» **Work to be completed**
Pull out every line of the listing below where "Life" appears.
-- START OF Information given --
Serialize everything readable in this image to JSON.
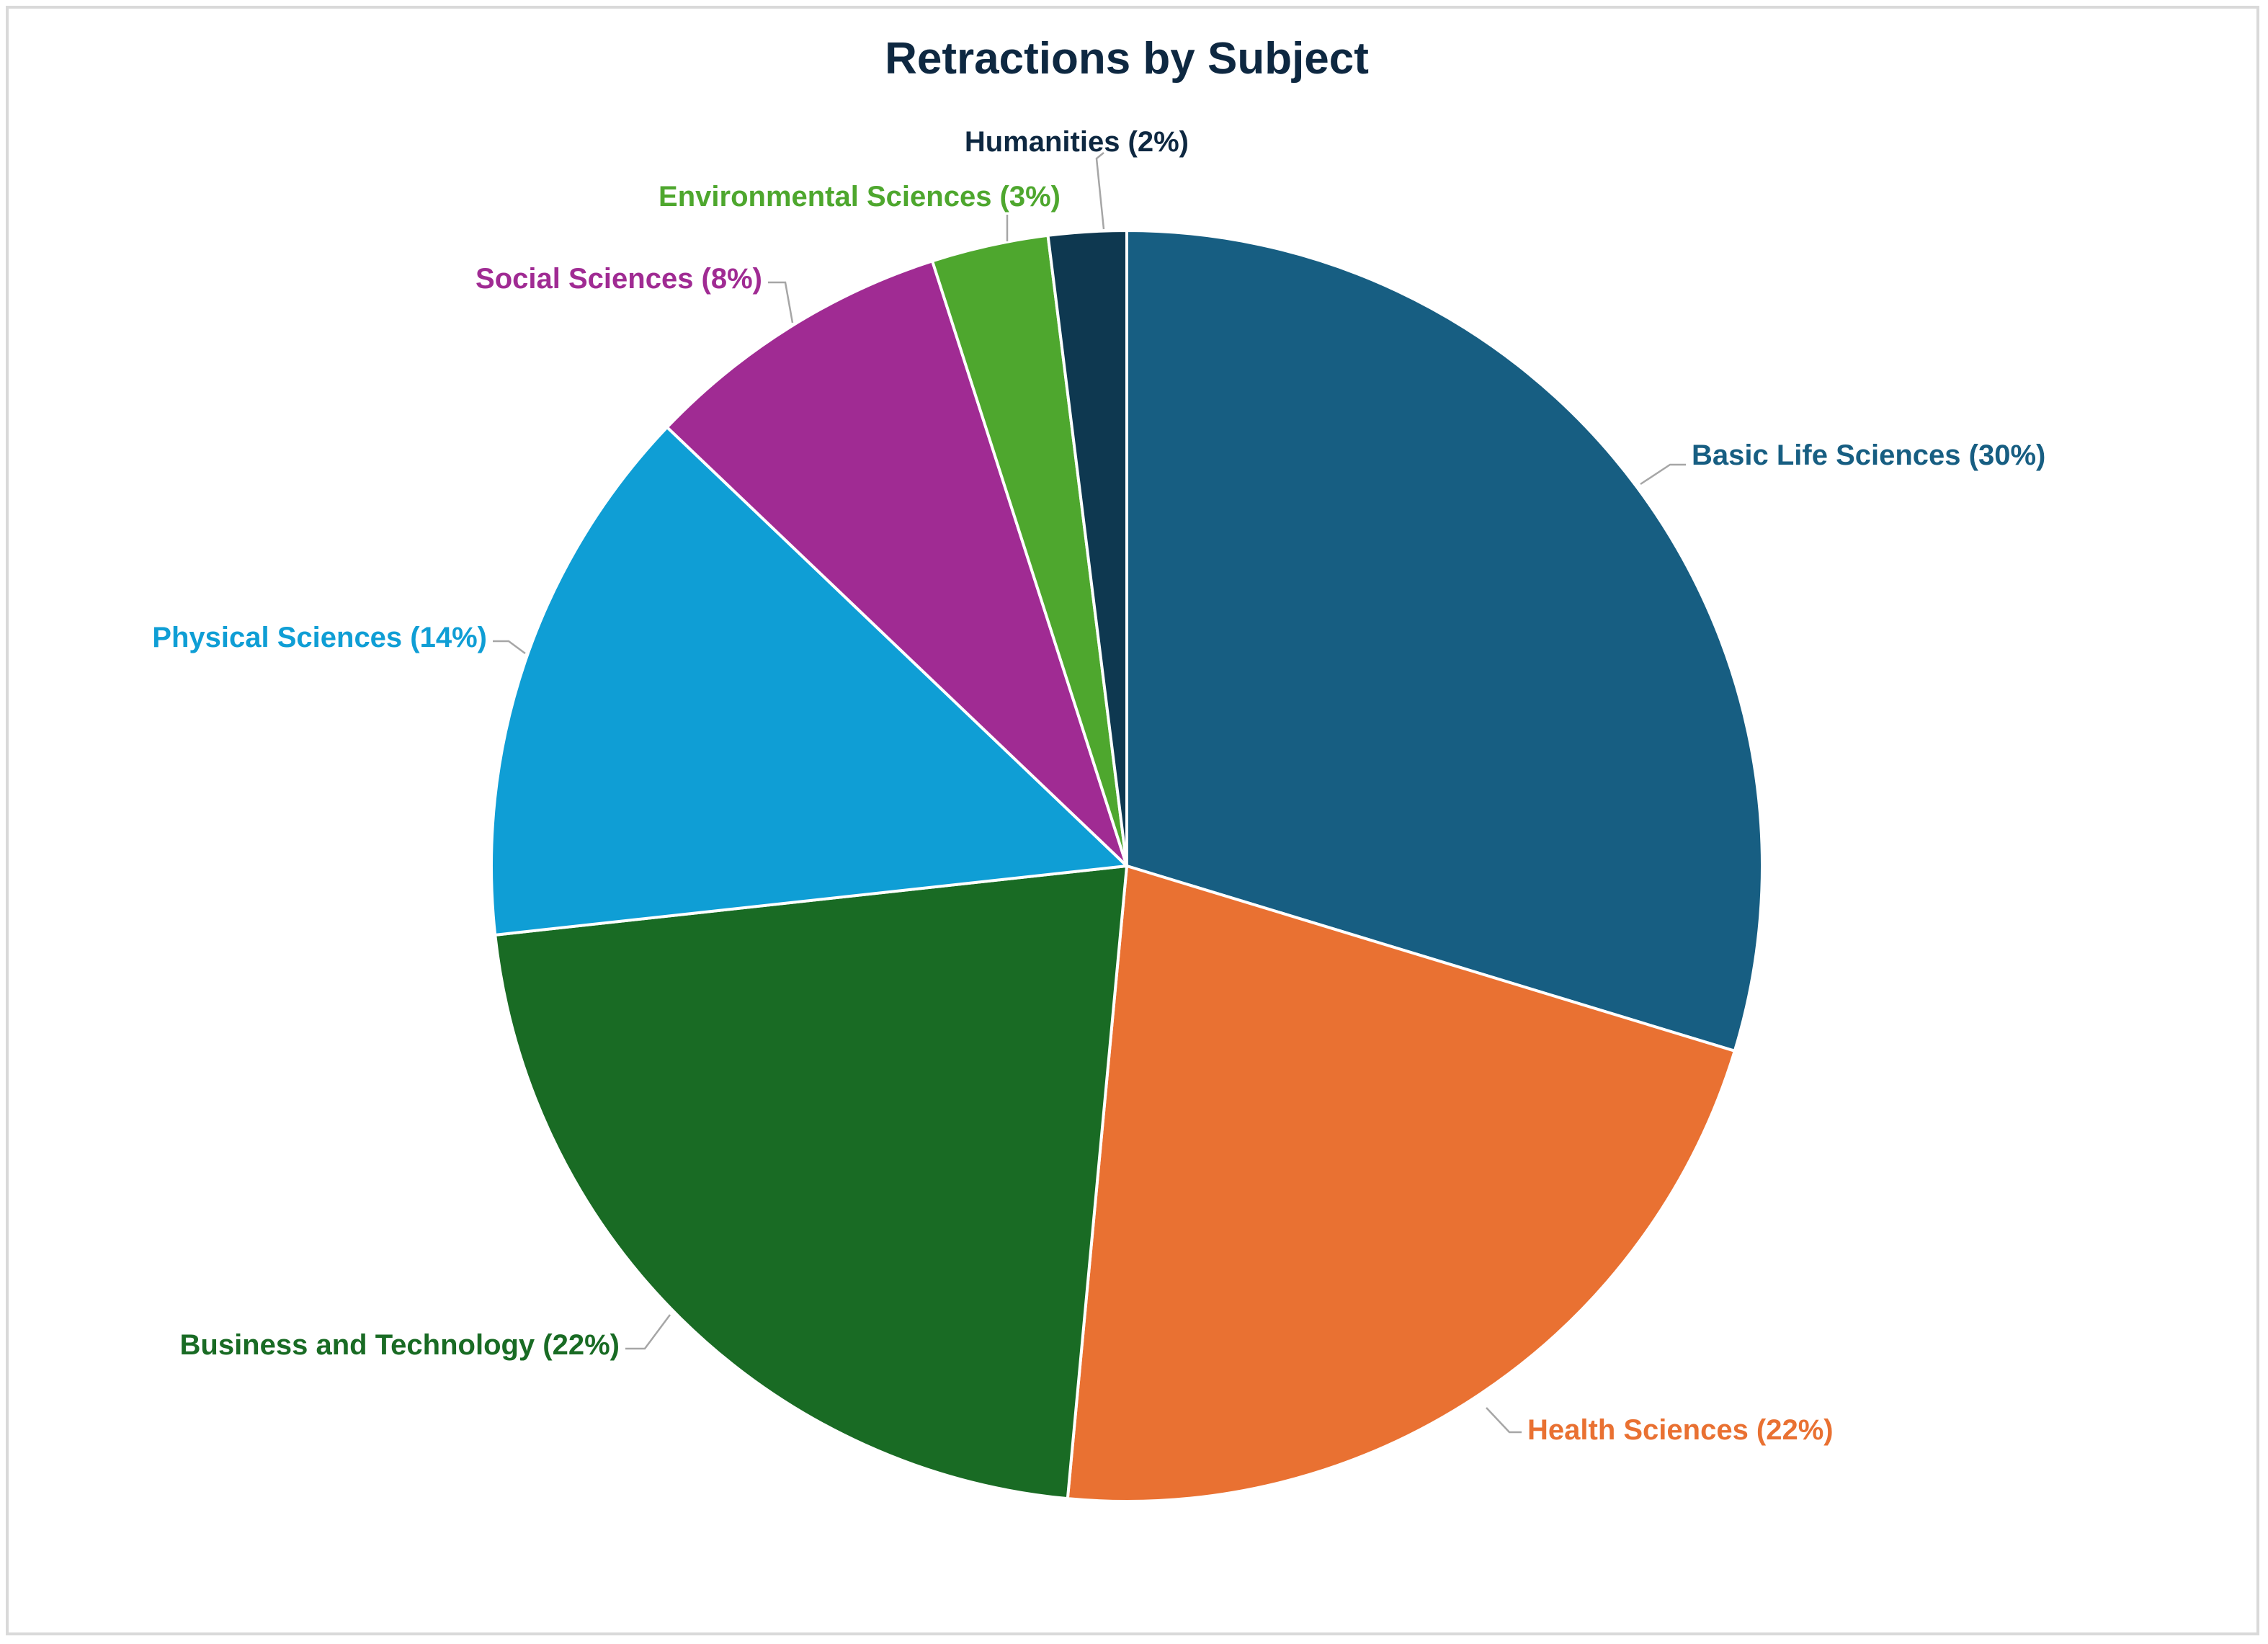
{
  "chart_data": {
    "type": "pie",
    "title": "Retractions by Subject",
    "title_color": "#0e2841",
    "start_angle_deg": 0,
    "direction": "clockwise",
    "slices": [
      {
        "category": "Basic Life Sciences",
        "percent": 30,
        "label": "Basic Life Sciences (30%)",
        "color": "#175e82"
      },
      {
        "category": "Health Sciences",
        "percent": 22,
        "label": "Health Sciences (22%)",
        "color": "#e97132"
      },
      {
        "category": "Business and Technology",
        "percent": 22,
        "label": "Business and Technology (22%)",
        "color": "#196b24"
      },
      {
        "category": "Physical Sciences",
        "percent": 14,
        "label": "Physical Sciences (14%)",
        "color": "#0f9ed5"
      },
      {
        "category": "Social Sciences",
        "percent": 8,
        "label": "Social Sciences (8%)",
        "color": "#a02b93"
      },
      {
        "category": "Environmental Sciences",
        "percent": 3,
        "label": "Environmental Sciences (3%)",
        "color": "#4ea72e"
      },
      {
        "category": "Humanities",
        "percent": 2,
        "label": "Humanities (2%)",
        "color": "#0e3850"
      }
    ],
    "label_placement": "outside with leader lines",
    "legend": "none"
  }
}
-- END OF Information given --
-- START OF Information given --
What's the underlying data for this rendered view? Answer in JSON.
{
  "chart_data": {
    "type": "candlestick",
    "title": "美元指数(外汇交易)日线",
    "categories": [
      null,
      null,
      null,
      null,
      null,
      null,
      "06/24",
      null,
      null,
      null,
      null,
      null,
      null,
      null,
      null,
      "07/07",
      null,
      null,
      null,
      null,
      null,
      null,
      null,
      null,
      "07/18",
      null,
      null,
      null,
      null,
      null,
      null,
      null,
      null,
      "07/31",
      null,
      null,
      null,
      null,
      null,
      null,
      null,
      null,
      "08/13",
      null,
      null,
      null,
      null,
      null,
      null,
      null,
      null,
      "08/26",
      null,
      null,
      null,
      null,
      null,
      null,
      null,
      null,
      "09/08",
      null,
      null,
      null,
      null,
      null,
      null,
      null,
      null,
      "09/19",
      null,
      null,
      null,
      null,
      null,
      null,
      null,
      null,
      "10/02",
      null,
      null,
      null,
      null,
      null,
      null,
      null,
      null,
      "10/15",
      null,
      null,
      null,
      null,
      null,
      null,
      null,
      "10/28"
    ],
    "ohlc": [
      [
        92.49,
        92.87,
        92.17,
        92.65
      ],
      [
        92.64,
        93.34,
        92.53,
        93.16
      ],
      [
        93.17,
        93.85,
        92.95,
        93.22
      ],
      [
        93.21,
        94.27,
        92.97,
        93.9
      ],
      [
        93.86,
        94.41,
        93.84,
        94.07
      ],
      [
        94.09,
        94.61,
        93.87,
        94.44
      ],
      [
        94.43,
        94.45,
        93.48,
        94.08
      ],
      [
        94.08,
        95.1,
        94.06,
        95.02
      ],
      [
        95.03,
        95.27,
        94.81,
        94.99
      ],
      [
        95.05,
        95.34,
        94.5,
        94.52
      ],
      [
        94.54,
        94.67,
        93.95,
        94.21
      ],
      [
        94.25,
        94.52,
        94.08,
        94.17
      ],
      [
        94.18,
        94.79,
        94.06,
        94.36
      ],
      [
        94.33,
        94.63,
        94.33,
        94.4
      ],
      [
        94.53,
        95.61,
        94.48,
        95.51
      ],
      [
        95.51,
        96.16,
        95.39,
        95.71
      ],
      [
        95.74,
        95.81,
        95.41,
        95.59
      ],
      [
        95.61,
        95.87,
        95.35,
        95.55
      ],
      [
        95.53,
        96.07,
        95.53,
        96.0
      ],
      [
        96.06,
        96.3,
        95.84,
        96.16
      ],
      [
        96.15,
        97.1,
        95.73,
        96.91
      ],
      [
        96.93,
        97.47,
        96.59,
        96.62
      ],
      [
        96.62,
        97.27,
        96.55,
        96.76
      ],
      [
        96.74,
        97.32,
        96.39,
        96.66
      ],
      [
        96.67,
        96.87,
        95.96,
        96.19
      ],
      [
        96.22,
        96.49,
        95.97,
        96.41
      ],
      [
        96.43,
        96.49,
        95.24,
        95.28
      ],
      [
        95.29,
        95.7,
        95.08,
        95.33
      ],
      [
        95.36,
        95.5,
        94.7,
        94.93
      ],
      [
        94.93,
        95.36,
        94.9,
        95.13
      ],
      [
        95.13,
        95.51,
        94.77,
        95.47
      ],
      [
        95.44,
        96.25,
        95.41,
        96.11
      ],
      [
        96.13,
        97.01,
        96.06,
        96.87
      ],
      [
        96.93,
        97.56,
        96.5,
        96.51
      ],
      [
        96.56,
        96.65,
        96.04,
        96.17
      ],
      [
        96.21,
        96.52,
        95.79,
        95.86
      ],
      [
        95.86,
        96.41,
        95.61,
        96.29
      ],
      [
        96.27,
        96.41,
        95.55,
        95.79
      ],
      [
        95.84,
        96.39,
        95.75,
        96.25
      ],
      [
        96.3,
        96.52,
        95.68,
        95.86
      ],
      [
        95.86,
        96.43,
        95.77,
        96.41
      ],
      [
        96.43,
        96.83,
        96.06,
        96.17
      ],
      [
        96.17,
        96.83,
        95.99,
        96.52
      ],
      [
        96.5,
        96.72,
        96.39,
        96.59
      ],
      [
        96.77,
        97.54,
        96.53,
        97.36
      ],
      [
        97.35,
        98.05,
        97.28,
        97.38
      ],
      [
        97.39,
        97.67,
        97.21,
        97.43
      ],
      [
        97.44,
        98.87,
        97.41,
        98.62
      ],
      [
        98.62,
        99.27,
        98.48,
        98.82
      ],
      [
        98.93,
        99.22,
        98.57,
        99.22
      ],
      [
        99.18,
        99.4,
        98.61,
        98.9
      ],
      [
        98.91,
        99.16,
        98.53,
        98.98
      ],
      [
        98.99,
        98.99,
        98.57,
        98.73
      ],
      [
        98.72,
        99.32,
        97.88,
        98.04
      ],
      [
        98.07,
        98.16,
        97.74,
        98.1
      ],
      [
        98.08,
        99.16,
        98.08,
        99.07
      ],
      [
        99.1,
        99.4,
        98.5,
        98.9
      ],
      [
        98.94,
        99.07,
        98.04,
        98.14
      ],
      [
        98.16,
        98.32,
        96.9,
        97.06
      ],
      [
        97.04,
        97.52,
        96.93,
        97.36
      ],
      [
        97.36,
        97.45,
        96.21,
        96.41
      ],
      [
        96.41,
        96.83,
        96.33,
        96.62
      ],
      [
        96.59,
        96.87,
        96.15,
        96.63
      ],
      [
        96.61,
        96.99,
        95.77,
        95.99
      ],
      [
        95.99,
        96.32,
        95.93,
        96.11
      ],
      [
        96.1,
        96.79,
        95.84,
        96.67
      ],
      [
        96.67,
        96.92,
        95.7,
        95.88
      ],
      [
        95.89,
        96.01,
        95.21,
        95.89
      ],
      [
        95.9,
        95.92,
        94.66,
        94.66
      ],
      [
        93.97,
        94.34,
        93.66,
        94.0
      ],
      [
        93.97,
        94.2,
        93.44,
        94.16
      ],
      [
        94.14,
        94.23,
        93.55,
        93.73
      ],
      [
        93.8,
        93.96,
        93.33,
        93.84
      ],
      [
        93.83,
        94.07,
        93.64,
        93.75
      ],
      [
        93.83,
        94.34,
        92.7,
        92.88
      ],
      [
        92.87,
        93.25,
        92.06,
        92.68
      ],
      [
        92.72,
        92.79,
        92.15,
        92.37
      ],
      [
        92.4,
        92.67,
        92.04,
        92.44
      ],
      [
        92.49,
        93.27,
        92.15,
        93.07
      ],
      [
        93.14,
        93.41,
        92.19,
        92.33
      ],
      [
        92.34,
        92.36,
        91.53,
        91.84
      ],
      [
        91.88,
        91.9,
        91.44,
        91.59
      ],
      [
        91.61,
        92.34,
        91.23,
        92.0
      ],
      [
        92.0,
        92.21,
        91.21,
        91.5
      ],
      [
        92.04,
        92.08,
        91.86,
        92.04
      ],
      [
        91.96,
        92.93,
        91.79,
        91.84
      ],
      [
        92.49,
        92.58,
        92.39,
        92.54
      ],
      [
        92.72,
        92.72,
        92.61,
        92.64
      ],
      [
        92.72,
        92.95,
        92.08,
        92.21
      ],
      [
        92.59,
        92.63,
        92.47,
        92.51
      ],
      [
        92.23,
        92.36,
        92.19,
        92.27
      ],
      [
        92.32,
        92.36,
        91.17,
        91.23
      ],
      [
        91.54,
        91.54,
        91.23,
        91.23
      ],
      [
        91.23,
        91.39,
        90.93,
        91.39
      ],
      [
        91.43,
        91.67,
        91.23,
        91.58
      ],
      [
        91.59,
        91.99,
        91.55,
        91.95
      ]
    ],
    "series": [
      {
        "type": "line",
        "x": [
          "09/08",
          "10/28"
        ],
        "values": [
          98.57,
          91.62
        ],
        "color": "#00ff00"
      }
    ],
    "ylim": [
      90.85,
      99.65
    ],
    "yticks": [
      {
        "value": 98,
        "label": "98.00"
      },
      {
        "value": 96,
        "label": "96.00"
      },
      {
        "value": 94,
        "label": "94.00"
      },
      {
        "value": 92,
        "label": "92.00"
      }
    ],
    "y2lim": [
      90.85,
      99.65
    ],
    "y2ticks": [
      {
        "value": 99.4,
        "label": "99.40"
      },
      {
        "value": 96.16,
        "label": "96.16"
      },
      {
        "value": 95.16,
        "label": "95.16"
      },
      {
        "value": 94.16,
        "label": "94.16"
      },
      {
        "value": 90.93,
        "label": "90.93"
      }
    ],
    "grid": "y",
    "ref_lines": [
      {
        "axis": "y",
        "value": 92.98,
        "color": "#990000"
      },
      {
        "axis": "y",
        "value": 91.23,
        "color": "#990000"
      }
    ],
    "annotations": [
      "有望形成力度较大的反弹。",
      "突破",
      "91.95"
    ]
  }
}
-- END OF Information given --
» **Result of this task**
        "category": "Basic Life Sciences",
        "label": "Basic Life Sciences (30%)",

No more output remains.